## What is needed
Retype the passage of the forum thread from "I like this" up to and including "one lucky pooch!", keeping every character the same.

## Source excerpt
# Feed my ego!



## Fuscus (Dec 12, 2015)

Actually don't feed it, I have enough trouble getting my head through door ways.
Anyhow I have caught venomous snakes in bulldozers, in treadmills and in BMWs but this is what the media decide to run with!

http://mobile.abc.net.au/news/2015-12-11/sunshine-coast-puppy-escapes-tussle-with-a-python/7022110

http://www.couriermail.com.au/news/...n/news-story/b7e2b6b5236a52ccb71cdb511e69cb6e

http://www.sunshinecoastdaily.com.au/news/why-puppy-lucky-be-alive/2869898/#/0

I like this one but only because of the spittle that will come from down south
https://www.facebook.com/7newssc/videos/993210250736409/?pnref=story

but to see my version go to https://www.facebook.com/SunshineCoastSnakeCatcher/posts/1712542535631202


----------



## Wally (Dec 12, 2015)

The planets certainly aligned to create one lucky pooch!


----------



## vampstorso (Dec 13, 2015)

Great job! 


Sad it's brought all the bogan snake haters out of the woodworks, 

Good that the family called you rather than killed the snake, points to them!


Glad everyone came out of it okay


----------



## Dopamel (Dec 13, 2015)

teach me your ways sensei


----------



## BredliFreak (Dec 13, 2015)

Fuscus your amazing fuscus best snake catcher ever oh look I can see his head from here lol

Good on ya for saving the puppy, good to know there are nice people out there who wouldn't harm the snake.


----------

## Dataset extract

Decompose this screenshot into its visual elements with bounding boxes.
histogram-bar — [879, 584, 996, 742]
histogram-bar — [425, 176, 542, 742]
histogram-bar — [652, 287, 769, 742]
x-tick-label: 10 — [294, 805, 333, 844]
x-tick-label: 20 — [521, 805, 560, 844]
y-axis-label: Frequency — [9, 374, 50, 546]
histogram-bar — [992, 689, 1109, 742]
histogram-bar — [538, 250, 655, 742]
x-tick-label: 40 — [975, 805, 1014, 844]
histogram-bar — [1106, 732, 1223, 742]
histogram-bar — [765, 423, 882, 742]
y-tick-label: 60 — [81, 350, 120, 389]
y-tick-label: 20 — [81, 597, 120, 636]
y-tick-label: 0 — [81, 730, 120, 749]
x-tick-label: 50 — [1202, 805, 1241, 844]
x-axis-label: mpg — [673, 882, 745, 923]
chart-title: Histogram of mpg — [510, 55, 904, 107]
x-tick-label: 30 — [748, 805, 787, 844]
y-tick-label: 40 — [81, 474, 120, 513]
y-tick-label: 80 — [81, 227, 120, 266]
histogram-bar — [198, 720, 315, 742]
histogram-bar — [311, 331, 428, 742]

## Solved problem
I like this one but only because of the spittle that will come from down south
https://www.facebook.com/7newssc/videos/993210250736409/?pnref=story

but to see my version go to https://www.facebook.com/SunshineCoastSnakeCatcher/posts/1712542535631202


----------



## Wally (Dec 12, 2015)

The planets certainly aligned to create one lucky pooch!